● AUSGEWÄHLTER ABSCHNITT
# # # #

Du kannst bei Nvidia-Karten generell maximal 2 Bildschirme pro Karte ansteuern! Aber reicht dir die Arbeitsfläche nicht aus???

Wenn du es trotzdem machen willst, kommst du um eine zweite Karte nicht herum. Da würde eine billige reichen. Es geht ja hier nur ums reine ansteuern.


----------



## klon5422 (17. Juli 2011)

ok ok... UNd durch einen Splitter? Ich meine die Schirme laufen auf gleicher Auflösung..


----------



## hwk (17. Juli 2011)

naja dann siehst du 2 mal das selbe Bild o.O bringt jetzt irgendwie nicht unbedingt so viel ^^


----------



## klon5422 (17. Juli 2011)

Gibt es nicht splitter, die das bild aufteilen?


----------



## Scorpio78 (17. Juli 2011)

*TripleHead2Go*



Matrox Graphics eXpansion Module TripleHead2Go Digital Edition Videoumwandler

und wenn es nur 15"er sind, dann kannste die auch das mal anschauen:

Zotac Geforce GTX 550 Ti Multiview unterstützt bis zu drei Bildschirme - lcd, grafikkarte, multimonitoring


----------



## klon5422 (17. Juli 2011)

OK..okkk also das lohnt sich ja nun wirkoich nicth  danke trodzdem! Ich werde ne alte Grafikkarte reinahuen.. geht da auch ne alte Ati? oder muss es ne Geforce sein?


----------



## Scorpio78 (17. Juli 2011)

Zotac Geforce GTX 550 Ti Multiview unterstützt bis zu drei Bildschirme - lcd, grafikkarte, multimonitoring

Die sollte bei der Auflösung reichen, meinste nicht?


----------



## klon5422 (17. Juli 2011)

# # # #

● ÜBUNGSAUFGABEN
1: Entnimm dem Forumsausschnitt über Grafikkarten den Teil, dessen Anfang die Worte "OK..okkk also das" enthält und der mit "reichen, meinste nicht?" schließt.
2: Wie viele Bildschirme lassen sich laut dem Forumsausschnitt über Grafikkarten bei Nvidia-Karten höchstens pro Karte ansteuern?
3: Führe den Forumsausschnitt über Grafikkarten für mehrere Bildschirme an der Stelle weiter, an der er aufhört.
Die anschließenden Einträge stammen aus einer anderen Quelle.

● BEREITGESTELLTES MATERIAL
# # # #

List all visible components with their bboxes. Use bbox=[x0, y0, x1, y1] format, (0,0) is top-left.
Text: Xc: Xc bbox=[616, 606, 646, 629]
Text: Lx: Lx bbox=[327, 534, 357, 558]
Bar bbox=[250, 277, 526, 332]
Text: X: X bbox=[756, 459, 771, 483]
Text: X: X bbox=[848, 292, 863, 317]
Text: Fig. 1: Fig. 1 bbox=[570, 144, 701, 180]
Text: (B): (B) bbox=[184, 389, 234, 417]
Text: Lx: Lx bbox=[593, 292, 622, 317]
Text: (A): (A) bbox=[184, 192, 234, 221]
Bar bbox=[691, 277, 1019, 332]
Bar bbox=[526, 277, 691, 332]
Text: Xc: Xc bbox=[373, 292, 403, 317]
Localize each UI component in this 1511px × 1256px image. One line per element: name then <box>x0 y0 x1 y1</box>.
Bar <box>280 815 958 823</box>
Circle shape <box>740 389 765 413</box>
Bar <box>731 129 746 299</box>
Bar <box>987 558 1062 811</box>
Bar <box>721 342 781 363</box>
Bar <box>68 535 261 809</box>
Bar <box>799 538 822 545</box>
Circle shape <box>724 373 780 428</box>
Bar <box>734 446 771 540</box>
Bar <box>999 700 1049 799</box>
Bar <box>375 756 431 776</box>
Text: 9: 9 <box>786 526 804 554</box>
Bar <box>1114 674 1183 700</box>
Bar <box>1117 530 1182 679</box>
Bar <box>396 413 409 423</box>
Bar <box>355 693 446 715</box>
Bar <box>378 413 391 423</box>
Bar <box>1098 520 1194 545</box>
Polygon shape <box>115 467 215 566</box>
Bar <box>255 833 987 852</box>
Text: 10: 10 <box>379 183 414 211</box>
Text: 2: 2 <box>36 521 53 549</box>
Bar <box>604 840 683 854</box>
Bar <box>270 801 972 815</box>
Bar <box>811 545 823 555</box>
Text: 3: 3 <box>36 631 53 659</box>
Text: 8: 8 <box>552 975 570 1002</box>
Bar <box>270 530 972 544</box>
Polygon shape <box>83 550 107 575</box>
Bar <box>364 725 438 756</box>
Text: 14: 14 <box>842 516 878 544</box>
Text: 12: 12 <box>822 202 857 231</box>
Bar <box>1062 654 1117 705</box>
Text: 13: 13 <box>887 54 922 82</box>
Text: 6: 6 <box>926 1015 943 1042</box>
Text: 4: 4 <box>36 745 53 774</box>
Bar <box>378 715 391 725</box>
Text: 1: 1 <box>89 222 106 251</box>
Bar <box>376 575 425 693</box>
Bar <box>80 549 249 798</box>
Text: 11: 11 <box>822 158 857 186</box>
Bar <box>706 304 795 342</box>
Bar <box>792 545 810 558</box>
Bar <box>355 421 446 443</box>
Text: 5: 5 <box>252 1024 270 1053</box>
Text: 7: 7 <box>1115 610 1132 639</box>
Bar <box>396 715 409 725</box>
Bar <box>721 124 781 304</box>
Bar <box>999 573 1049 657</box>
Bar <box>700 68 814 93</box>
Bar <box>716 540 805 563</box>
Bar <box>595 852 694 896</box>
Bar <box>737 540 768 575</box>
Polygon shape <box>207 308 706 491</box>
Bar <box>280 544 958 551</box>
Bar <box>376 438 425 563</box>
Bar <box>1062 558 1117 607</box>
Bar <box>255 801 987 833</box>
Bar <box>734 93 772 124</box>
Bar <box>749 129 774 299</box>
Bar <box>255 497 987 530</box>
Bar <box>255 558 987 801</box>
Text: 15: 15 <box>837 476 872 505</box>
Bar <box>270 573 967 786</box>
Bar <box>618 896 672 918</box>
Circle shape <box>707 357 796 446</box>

# # # #

● LÖSUNGEN
1:
OK..okkk also das lohnt sich ja nun wirkoich nicth  danke trodzdem! Ich werde ne alte Grafikkarte reinahuen.. geht da auch ne alte Ati? oder muss es ne Geforce sein?


----------



## Scorpio78 (17. Juli 2011)

Zotac Geforce GTX 550 Ti Multiview unterstützt bis zu drei Bildschirme - lcd, grafikkarte, multimonitoring

Die sollte bei der Auflösung reichen, meinste nicht?

2: Höchstens zwei Bildschirme pro Karte.

3:
Ich hab halt noch eine Alte Ati readeon x600 rumliegen, wäre das möäglich oder muss es ne Geforce sein?


----------



## Aggrotyp (17. Juli 2011)

mit windows 7 ist es möglich mehrere grafikkarten von verschiedenen herstellern zu verwenden.
einziges problem ist dass beim aufspielen des catalyst, vom nvidia treiber physx deaktiviert wird.
damit wollen die grünen ihr physx schützen.


----------



## klon5422 (17. Juli 2011)

ok.. Dann werd ich es lassen..


----------



## Cook2211 (17. Juli 2011)

Aggrotyp schrieb:
			
		

> mit windows 7 ist es möglich mehrere grafikkarten von verschiedenen herstellern zu verwenden.
> einziges problem ist dass beim aufspielen des catalyst, vom nvidia treiber physx deaktiviert wird.
> damit wollen die grünen ihr physx schützen.



Nein ist es nicht. Das geht nur mit Hacks und auch nur um mit AMD Karten PhysX zu nutzen und nicht fürs rendern als solches.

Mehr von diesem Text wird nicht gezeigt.